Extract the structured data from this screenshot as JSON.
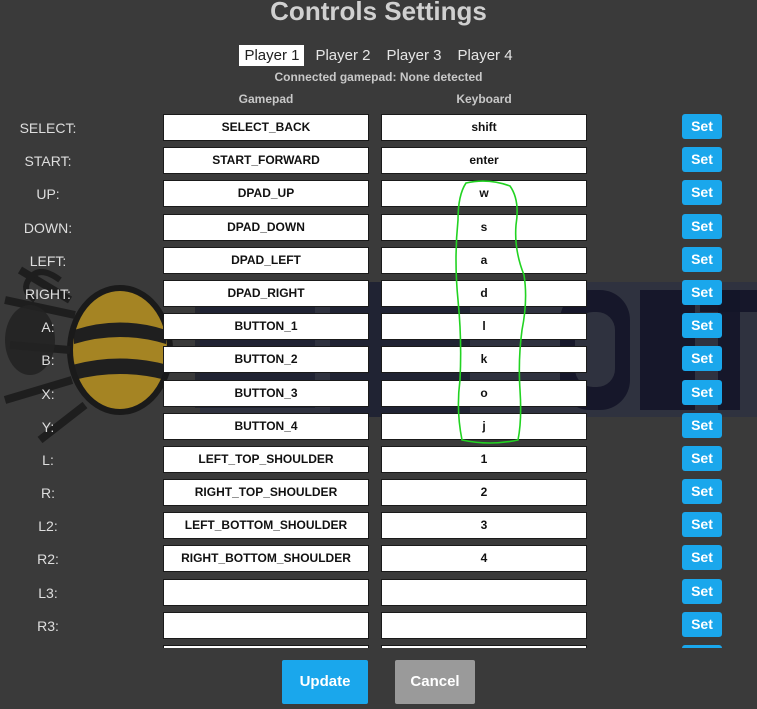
{
  "title": "Controls Settings",
  "tabs": [
    {
      "label": "Player 1",
      "active": true
    },
    {
      "label": "Player 2",
      "active": false
    },
    {
      "label": "Player 3",
      "active": false
    },
    {
      "label": "Player 4",
      "active": false
    }
  ],
  "connected_text": "Connected gamepad: None detected",
  "columns": {
    "gamepad": "Gamepad",
    "keyboard": "Keyboard"
  },
  "rows": [
    {
      "label": "SELECT:",
      "gamepad": "SELECT_BACK",
      "keyboard": "shift"
    },
    {
      "label": "START:",
      "gamepad": "START_FORWARD",
      "keyboard": "enter"
    },
    {
      "label": "UP:",
      "gamepad": "DPAD_UP",
      "keyboard": "w"
    },
    {
      "label": "DOWN:",
      "gamepad": "DPAD_DOWN",
      "keyboard": "s"
    },
    {
      "label": "LEFT:",
      "gamepad": "DPAD_LEFT",
      "keyboard": "a"
    },
    {
      "label": "RIGHT:",
      "gamepad": "DPAD_RIGHT",
      "keyboard": "d"
    },
    {
      "label": "A:",
      "gamepad": "BUTTON_1",
      "keyboard": "l"
    },
    {
      "label": "B:",
      "gamepad": "BUTTON_2",
      "keyboard": "k"
    },
    {
      "label": "X:",
      "gamepad": "BUTTON_3",
      "keyboard": "o"
    },
    {
      "label": "Y:",
      "gamepad": "BUTTON_4",
      "keyboard": "j"
    },
    {
      "label": "L:",
      "gamepad": "LEFT_TOP_SHOULDER",
      "keyboard": "1"
    },
    {
      "label": "R:",
      "gamepad": "RIGHT_TOP_SHOULDER",
      "keyboard": "2"
    },
    {
      "label": "L2:",
      "gamepad": "LEFT_BOTTOM_SHOULDER",
      "keyboard": "3"
    },
    {
      "label": "R2:",
      "gamepad": "RIGHT_BOTTOM_SHOULDER",
      "keyboard": "4"
    },
    {
      "label": "L3:",
      "gamepad": "",
      "keyboard": ""
    },
    {
      "label": "R3:",
      "gamepad": "",
      "keyboard": ""
    },
    {
      "label": "",
      "gamepad": "",
      "keyboard": ""
    }
  ],
  "set_label": "Set",
  "buttons": {
    "update": "Update",
    "cancel": "Cancel"
  },
  "colors": {
    "background": "#3a3a3a",
    "accent": "#1aa7ec",
    "cancel": "#9a9a9a",
    "annotation": "#22d322"
  }
}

------------------------------------

Return each line of the data, keeping its wording exact and omitting pictures.

Extract the structured data from this screenshot as JSON.
{
  "title": "Controls Settings",
  "tabs": [
    {
      "label": "Player 1",
      "active": true
    },
    {
      "label": "Player 2",
      "active": false
    },
    {
      "label": "Player 3",
      "active": false
    },
    {
      "label": "Player 4",
      "active": false
    }
  ],
  "connected_text": "Connected gamepad: None detected",
  "columns": {
    "gamepad": "Gamepad",
    "keyboard": "Keyboard"
  },
  "rows": [
    {
      "label": "SELECT:",
      "gamepad": "SELECT_BACK",
      "keyboard": "shift"
    },
    {
      "label": "START:",
      "gamepad": "START_FORWARD",
      "keyboard": "enter"
    },
    {
      "label": "UP:",
      "gamepad": "DPAD_UP",
      "keyboard": "w"
    },
    {
      "label": "DOWN:",
      "gamepad": "DPAD_DOWN",
      "keyboard": "s"
    },
    {
      "label": "LEFT:",
      "gamepad": "DPAD_LEFT",
      "keyboard": "a"
    },
    {
      "label": "RIGHT:",
      "gamepad": "DPAD_RIGHT",
      "keyboard": "d"
    },
    {
      "label": "A:",
      "gamepad": "BUTTON_1",
      "keyboard": "l"
    },
    {
      "label": "B:",
      "gamepad": "BUTTON_2",
      "keyboard": "k"
    },
    {
      "label": "X:",
      "gamepad": "BUTTON_3",
      "keyboard": "o"
    },
    {
      "label": "Y:",
      "gamepad": "BUTTON_4",
      "keyboard": "j"
    },
    {
      "label": "L:",
      "gamepad": "LEFT_TOP_SHOULDER",
      "keyboard": "1"
    },
    {
      "label": "R:",
      "gamepad": "RIGHT_TOP_SHOULDER",
      "keyboard": "2"
    },
    {
      "label": "L2:",
      "gamepad": "LEFT_BOTTOM_SHOULDER",
      "keyboard": "3"
    },
    {
      "label": "R2:",
      "gamepad": "RIGHT_BOTTOM_SHOULDER",
      "keyboard": "4"
    },
    {
      "label": "L3:",
      "gamepad": "",
      "keyboard": ""
    },
    {
      "label": "R3:",
      "gamepad": "",
      "keyboard": ""
    },
    {
      "label": "",
      "gamepad": "",
      "keyboard": ""
    }
  ],
  "set_label": "Set",
  "buttons": {
    "update": "Update",
    "cancel": "Cancel"
  },
  "colors": {
    "background": "#3a3a3a",
    "accent": "#1aa7ec",
    "cancel": "#9a9a9a",
    "annotation": "#22d322"
  }
}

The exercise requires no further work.